TASK DIRECTIONS: Extract the full set of records that follows, word for word.

INPUT MATERIAL:
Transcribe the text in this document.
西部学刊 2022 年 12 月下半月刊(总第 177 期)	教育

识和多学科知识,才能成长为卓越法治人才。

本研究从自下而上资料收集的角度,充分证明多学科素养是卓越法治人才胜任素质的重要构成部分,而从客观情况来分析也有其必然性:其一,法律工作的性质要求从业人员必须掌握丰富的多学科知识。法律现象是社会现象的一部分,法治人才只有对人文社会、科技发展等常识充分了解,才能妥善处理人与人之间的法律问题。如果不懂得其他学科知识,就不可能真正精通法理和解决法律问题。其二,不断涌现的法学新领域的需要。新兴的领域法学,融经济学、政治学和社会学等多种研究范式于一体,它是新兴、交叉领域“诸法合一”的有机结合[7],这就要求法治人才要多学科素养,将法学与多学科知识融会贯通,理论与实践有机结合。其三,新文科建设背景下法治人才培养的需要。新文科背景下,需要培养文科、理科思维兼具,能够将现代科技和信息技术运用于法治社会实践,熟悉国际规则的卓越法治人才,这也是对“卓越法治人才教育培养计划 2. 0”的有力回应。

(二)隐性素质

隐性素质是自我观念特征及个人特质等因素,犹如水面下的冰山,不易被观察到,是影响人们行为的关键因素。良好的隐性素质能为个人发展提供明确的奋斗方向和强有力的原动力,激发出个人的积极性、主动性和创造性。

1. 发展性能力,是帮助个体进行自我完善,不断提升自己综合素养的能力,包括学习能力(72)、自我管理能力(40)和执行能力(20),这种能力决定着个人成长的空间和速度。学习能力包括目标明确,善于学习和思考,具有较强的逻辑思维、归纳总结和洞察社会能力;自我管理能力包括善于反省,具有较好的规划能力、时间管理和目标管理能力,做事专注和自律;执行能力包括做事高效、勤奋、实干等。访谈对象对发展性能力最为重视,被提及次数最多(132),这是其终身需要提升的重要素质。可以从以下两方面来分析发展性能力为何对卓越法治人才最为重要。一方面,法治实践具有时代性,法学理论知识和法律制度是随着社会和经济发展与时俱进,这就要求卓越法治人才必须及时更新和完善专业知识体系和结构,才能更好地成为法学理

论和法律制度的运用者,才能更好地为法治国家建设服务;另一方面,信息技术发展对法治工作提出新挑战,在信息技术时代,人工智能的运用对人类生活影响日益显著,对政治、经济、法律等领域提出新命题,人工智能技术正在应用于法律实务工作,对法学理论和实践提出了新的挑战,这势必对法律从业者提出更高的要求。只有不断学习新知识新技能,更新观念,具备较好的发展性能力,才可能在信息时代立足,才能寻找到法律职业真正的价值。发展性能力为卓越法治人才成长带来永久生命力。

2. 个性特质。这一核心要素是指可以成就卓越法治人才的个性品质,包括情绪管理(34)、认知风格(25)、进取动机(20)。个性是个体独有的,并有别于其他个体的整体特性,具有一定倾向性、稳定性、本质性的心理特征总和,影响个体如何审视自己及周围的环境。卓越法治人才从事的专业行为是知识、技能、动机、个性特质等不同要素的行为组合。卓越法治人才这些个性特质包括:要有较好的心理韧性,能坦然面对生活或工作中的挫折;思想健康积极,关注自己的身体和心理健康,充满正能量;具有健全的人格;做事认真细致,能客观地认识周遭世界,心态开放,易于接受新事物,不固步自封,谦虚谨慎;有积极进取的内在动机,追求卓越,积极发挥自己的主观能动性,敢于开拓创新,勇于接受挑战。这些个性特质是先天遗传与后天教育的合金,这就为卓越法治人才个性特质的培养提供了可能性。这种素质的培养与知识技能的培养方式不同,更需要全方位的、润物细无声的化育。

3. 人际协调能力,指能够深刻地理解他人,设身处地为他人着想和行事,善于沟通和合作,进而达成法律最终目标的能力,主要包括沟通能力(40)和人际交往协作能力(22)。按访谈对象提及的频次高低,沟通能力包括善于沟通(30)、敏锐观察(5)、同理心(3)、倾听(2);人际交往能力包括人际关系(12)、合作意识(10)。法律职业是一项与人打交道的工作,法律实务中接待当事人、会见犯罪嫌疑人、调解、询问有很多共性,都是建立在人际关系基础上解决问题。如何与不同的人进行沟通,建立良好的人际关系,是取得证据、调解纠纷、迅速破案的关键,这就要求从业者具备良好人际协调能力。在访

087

EXERCISE OUTPUT:
Transcribe the text in this document.
西部学刊 2022 年 12 月下半月刊(总第 177 期)	教育

识和多学科知识,才能成长为卓越法治人才。

本研究从自下而上资料收集的角度,充分证明多学科素养是卓越法治人才胜任素质的重要构成部分,而从客观情况来分析也有其必然性:其一,法律工作的性质要求从业人员必须掌握丰富的多学科知识。法律现象是社会现象的一部分,法治人才只有对人文社会、科技发展等常识充分了解,才能妥善处理人与人之间的法律问题。如果不懂得其他学科知识,就不可能真正精通法理和解决法律问题。其二,不断涌现的法学新领域的需要。新兴的领域法学,融经济学、政治学和社会学等多种研究范式于一体,它是新兴、交叉领域“诸法合一”的有机结合[7],这就要求法治人才要多学科素养,将法学与多学科知识融会贯通,理论与实践有机结合。其三,新文科建设背景下法治人才培养的需要。新文科背景下,需要培养文科、理科思维兼具,能够将现代科技和信息技术运用于法治社会实践,熟悉国际规则的卓越法治人才,这也是对“卓越法治人才教育培养计划 2. 0”的有力回应。

(二)隐性素质

隐性素质是自我观念特征及个人特质等因素,犹如水面下的冰山,不易被观察到,是影响人们行为的关键因素。良好的隐性素质能为个人发展提供明确的奋斗方向和强有力的原动力,激发出个人的积极性、主动性和创造性。

1. 发展性能力,是帮助个体进行自我完善,不断提升自己综合素养的能力,包括学习能力(72)、自我管理能力(40)和执行能力(20),这种能力决定着个人成长的空间和速度。学习能力包括目标明确,善于学习和思考,具有较强的逻辑思维、归纳总结和洞察社会能力;自我管理能力包括善于反省,具有较好的规划能力、时间管理和目标管理能力,做事专注和自律;执行能力包括做事高效、勤奋、实干等。访谈对象对发展性能力最为重视,被提及次数最多(132),这是其终身需要提升的重要素质。可以从以下两方面来分析发展性能力为何对卓越法治人才最为重要。一方面,法治实践具有时代性,法学理论知识和法律制度是随着社会和经济发展与时俱进,这就要求卓越法治人才必须及时更新和完善专业知识体系和结构,才能更好地成为法学理

论和法律制度的运用者,才能更好地为法治国家建设服务;另一方面,信息技术发展对法治工作提出新挑战,在信息技术时代,人工智能的运用对人类生活影响日益显著,对政治、经济、法律等领域提出新命题,人工智能技术正在应用于法律实务工作,对法学理论和实践提出了新的挑战,这势必对法律从业者提出更高的要求。只有不断学习新知识新技能,更新观念,具备较好的发展性能力,才可能在信息时代立足,才能寻找到法律职业真正的价值。发展性能力为卓越法治人才成长带来永久生命力。

2. 个性特质。这一核心要素是指可以成就卓越法治人才的个性品质,包括情绪管理(34)、认知风格(25)、进取动机(20)。个性是个体独有的,并有别于其他个体的整体特性,具有一定倾向性、稳定性、本质性的心理特征总和,影响个体如何审视自己及周围的环境。卓越法治人才从事的专业行为是知识、技能、动机、个性特质等不同要素的行为组合。卓越法治人才这些个性特质包括:要有较好的心理韧性,能坦然面对生活或工作中的挫折;思想健康积极,关注自己的身体和心理健康,充满正能量;具有健全的人格;做事认真细致,能客观地认识周遭世界,心态开放,易于接受新事物,不固步自封,谦虚谨慎;有积极进取的内在动机,追求卓越,积极发挥自己的主观能动性,敢于开拓创新,勇于接受挑战。这些个性特质是先天遗传与后天教育的合金,这就为卓越法治人才个性特质的培养提供了可能性。这种素质的培养与知识技能的培养方式不同,更需要全方位的、润物细无声的化育。

3. 人际协调能力,指能够深刻地理解他人,设身处地为他人着想和行事,善于沟通和合作,进而达成法律最终目标的能力,主要包括沟通能力(40)和人际交往协作能力(22)。按访谈对象提及的频次高低,沟通能力包括善于沟通(30)、敏锐观察(5)、同理心(3)、倾听(2);人际交往能力包括人际关系(12)、合作意识(10)。法律职业是一项与人打交道的工作,法律实务中接待当事人、会见犯罪嫌疑人、调解、询问有很多共性,都是建立在人际关系基础上解决问题。如何与不同的人进行沟通,建立良好的人际关系,是取得证据、调解纠纷、迅速破案的关键,这就要求从业者具备良好人际协调能力。在访

087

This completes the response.